### [Dataset]
Content starts

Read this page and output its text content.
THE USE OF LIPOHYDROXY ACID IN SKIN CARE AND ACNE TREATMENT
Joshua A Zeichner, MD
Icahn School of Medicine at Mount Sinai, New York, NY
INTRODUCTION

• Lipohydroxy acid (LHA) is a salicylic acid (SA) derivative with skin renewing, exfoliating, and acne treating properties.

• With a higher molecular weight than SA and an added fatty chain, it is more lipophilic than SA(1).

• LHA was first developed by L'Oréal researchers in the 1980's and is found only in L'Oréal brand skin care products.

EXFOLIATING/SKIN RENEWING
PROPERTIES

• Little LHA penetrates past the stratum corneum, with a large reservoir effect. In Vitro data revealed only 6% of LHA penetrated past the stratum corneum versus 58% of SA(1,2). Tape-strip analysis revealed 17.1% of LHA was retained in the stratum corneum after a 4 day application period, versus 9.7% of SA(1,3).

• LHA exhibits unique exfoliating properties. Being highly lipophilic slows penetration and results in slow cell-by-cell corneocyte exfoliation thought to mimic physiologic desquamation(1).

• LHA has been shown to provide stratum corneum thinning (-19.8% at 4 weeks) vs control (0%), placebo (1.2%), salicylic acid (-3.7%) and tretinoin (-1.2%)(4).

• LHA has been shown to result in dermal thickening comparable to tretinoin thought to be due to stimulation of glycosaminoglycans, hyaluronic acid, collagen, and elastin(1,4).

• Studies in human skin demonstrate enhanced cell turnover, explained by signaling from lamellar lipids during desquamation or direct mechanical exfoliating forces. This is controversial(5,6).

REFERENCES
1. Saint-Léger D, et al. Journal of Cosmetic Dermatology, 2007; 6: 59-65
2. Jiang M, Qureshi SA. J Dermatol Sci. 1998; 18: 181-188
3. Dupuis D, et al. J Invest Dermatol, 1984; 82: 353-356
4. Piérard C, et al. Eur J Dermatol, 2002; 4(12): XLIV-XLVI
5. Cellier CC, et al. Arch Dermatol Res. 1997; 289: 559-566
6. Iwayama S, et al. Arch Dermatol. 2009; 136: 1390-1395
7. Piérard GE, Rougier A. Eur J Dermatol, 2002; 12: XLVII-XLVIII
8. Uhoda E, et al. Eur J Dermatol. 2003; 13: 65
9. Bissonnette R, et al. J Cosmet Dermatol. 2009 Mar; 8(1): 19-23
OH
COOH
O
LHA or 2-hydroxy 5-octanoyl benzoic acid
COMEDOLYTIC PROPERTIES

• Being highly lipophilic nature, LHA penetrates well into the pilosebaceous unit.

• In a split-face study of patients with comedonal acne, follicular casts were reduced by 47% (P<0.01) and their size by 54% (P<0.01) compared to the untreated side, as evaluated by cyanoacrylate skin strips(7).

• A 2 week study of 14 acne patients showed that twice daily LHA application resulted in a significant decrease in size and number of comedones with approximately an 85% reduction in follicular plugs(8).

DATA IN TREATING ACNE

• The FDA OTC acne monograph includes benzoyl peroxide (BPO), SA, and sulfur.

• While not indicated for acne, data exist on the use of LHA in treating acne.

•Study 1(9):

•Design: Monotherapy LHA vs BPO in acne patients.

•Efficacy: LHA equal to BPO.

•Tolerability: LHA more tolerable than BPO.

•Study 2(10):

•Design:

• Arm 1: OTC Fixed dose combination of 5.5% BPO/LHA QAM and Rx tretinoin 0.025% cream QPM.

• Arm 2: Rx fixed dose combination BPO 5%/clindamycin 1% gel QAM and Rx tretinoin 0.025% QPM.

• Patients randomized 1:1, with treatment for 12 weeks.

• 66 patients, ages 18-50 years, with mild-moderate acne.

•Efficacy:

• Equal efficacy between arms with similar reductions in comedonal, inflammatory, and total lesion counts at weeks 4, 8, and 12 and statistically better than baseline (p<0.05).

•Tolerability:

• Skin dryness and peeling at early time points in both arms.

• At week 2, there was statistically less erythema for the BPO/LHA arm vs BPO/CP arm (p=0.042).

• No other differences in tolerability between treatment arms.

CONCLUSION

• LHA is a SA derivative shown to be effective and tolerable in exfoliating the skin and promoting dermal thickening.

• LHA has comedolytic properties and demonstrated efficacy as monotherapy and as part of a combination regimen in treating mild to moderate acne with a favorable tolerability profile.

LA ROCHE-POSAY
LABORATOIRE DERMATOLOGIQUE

Content ends

An exact written copy of every entry is the required answer.

Read this page and output its text content.
THE USE OF LIPOHYDROXY ACID IN SKIN CARE AND ACNE TREATMENT
Joshua A Zeichner, MD
Icahn School of Medicine at Mount Sinai, New York, NY
INTRODUCTION

• Lipohydroxy acid (LHA) is a salicylic acid (SA) derivative with skin renewing, exfoliating, and acne treating properties.

• With a higher molecular weight than SA and an added fatty chain, it is more lipophilic than SA(1).

• LHA was first developed by L'Oréal researchers in the 1980's and is found only in L'Oréal brand skin care products.

EXFOLIATING/SKIN RENEWING
PROPERTIES

• Little LHA penetrates past the stratum corneum, with a large reservoir effect. In Vitro data revealed only 6% of LHA penetrated past the stratum corneum versus 58% of SA(1,2). Tape-strip analysis revealed 17.1% of LHA was retained in the stratum corneum after a 4 day application period, versus 9.7% of SA(1,3).

• LHA exhibits unique exfoliating properties. Being highly lipophilic slows penetration and results in slow cell-by-cell corneocyte exfoliation thought to mimic physiologic desquamation(1).

• LHA has been shown to provide stratum corneum thinning (-19.8% at 4 weeks) vs control (0%), placebo (1.2%), salicylic acid (-3.7%) and tretinoin (-1.2%)(4).

• LHA has been shown to result in dermal thickening comparable to tretinoin thought to be due to stimulation of glycosaminoglycans, hyaluronic acid, collagen, and elastin(1,4).

• Studies in human skin demonstrate enhanced cell turnover, explained by signaling from lamellar lipids during desquamation or direct mechanical exfoliating forces. This is controversial(5,6).

REFERENCES
1. Saint-Léger D, et al. Journal of Cosmetic Dermatology, 2007; 6: 59-65
2. Jiang M, Qureshi SA. J Dermatol Sci. 1998; 18: 181-188
3. Dupuis D, et al. J Invest Dermatol, 1984; 82: 353-356
4. Piérard C, et al. Eur J Dermatol, 2002; 4(12): XLIV-XLVI
5. Cellier CC, et al. Arch Dermatol Res. 1997; 289: 559-566
6. Iwayama S, et al. Arch Dermatol. 2009; 136: 1390-1395
7. Piérard GE, Rougier A. Eur J Dermatol, 2002; 12: XLVII-XLVIII
8. Uhoda E, et al. Eur J Dermatol. 2003; 13: 65
9. Bissonnette R, et al. J Cosmet Dermatol. 2009 Mar; 8(1): 19-23
OH
COOH
O
LHA or 2-hydroxy 5-octanoyl benzoic acid
COMEDOLYTIC PROPERTIES

• Being highly lipophilic nature, LHA penetrates well into the pilosebaceous unit.

• In a split-face study of patients with comedonal acne, follicular casts were reduced by 47% (P<0.01) and their size by 54% (P<0.01) compared to the untreated side, as evaluated by cyanoacrylate skin strips(7).

• A 2 week study of 14 acne patients showed that twice daily LHA application resulted in a significant decrease in size and number of comedones with approximately an 85% reduction in follicular plugs(8).

DATA IN TREATING ACNE

• The FDA OTC acne monograph includes benzoyl peroxide (BPO), SA, and sulfur.

• While not indicated for acne, data exist on the use of LHA in treating acne.

•Study 1(9):

•Design: Monotherapy LHA vs BPO in acne patients.

•Efficacy: LHA equal to BPO.

•Tolerability: LHA more tolerable than BPO.

•Study 2(10):

•Design:

• Arm 1: OTC Fixed dose combination of 5.5% BPO/LHA QAM and Rx tretinoin 0.025% cream QPM.

• Arm 2: Rx fixed dose combination BPO 5%/clindamycin 1% gel QAM and Rx tretinoin 0.025% QPM.

• Patients randomized 1:1, with treatment for 12 weeks.

• 66 patients, ages 18-50 years, with mild-moderate acne.

•Efficacy:

• Equal efficacy between arms with similar reductions in comedonal, inflammatory, and total lesion counts at weeks 4, 8, and 12 and statistically better than baseline (p<0.05).

•Tolerability:

• Skin dryness and peeling at early time points in both arms.

• At week 2, there was statistically less erythema for the BPO/LHA arm vs BPO/CP arm (p=0.042).

• No other differences in tolerability between treatment arms.

CONCLUSION

• LHA is a SA derivative shown to be effective and tolerable in exfoliating the skin and promoting dermal thickening.

• LHA has comedolytic properties and demonstrated efficacy as monotherapy and as part of a combination regimen in treating mild to moderate acne with a favorable tolerability profile.

LA ROCHE-POSAY
LABORATOIRE DERMATOLOGIQUE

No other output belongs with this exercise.